[Dataset rows]
--

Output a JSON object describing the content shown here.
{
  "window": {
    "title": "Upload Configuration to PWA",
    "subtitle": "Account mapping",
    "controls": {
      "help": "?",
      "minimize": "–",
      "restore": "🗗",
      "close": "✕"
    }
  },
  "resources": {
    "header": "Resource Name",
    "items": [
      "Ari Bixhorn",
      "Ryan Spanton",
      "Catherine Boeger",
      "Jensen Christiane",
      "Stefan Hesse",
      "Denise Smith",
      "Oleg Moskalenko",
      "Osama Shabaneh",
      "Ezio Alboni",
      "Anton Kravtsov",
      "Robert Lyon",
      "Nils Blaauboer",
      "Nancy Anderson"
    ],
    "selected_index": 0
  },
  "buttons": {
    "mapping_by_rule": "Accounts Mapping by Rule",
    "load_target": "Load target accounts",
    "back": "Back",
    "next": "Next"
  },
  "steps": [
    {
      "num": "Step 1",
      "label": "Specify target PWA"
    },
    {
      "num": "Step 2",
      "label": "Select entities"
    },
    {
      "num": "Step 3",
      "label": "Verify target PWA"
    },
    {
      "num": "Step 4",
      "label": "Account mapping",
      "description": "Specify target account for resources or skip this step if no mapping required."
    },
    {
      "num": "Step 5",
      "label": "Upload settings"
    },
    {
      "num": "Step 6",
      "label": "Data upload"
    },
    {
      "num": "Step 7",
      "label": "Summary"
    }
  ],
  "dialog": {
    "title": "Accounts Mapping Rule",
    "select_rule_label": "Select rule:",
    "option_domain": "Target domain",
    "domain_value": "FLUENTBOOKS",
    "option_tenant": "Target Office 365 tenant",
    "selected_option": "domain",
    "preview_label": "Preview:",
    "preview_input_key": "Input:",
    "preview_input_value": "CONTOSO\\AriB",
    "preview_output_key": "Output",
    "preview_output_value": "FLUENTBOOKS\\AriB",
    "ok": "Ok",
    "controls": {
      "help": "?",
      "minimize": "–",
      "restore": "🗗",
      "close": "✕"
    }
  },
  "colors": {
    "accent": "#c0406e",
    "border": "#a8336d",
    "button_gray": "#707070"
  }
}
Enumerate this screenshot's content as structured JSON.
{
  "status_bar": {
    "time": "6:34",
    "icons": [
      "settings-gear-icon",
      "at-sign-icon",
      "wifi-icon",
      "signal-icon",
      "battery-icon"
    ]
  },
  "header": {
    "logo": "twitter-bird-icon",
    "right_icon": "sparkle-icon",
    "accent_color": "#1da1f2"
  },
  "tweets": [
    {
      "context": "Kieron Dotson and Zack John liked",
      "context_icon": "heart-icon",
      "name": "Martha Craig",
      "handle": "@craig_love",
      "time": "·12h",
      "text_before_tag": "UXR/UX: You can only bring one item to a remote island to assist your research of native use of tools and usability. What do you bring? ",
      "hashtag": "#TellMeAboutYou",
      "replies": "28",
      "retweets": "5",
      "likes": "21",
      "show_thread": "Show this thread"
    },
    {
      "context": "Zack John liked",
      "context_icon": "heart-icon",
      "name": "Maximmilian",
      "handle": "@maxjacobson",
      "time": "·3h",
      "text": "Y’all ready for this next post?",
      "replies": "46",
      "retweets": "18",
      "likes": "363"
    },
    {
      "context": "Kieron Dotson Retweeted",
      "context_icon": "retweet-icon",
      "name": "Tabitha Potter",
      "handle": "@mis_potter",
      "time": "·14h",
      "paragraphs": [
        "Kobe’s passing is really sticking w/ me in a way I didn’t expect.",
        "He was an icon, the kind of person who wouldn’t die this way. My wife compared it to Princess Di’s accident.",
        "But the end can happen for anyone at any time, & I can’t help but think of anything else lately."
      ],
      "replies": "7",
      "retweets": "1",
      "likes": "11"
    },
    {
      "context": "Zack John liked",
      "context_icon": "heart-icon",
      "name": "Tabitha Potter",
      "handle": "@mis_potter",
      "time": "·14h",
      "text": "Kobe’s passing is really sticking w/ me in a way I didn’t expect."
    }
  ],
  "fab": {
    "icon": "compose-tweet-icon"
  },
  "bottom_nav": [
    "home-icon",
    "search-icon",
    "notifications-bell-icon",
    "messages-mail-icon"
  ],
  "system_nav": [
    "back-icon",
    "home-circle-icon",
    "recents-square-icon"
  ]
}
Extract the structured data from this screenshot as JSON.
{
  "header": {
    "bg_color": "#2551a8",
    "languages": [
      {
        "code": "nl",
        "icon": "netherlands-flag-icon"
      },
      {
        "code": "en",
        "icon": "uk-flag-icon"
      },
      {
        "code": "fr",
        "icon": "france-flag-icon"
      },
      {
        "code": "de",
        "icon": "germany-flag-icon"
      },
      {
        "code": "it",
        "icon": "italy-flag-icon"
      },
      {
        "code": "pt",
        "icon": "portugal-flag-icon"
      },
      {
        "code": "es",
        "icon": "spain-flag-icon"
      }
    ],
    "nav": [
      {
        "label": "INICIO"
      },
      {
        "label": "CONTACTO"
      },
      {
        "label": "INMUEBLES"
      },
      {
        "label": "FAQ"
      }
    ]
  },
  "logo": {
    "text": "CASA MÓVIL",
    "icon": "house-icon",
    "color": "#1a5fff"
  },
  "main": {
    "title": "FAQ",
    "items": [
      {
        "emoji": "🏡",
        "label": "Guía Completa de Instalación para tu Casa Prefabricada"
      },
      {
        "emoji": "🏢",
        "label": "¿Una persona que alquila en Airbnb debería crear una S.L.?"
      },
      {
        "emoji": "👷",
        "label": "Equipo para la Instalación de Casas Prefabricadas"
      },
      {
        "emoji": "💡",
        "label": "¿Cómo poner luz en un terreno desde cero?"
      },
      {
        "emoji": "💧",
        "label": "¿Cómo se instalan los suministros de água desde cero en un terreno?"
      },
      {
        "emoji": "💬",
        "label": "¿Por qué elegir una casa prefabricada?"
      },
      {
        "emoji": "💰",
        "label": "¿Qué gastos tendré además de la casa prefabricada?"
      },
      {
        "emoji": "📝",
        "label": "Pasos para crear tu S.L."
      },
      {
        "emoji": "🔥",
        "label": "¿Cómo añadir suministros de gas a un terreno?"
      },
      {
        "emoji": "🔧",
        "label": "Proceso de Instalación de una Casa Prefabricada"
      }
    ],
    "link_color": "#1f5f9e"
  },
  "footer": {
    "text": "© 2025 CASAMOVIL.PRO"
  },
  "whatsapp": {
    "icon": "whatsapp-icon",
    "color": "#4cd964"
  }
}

--

§ **Your task**:
Using the material above, state how many lines include the string "handle". Answer with a single number.

§ **Answer in full**:
4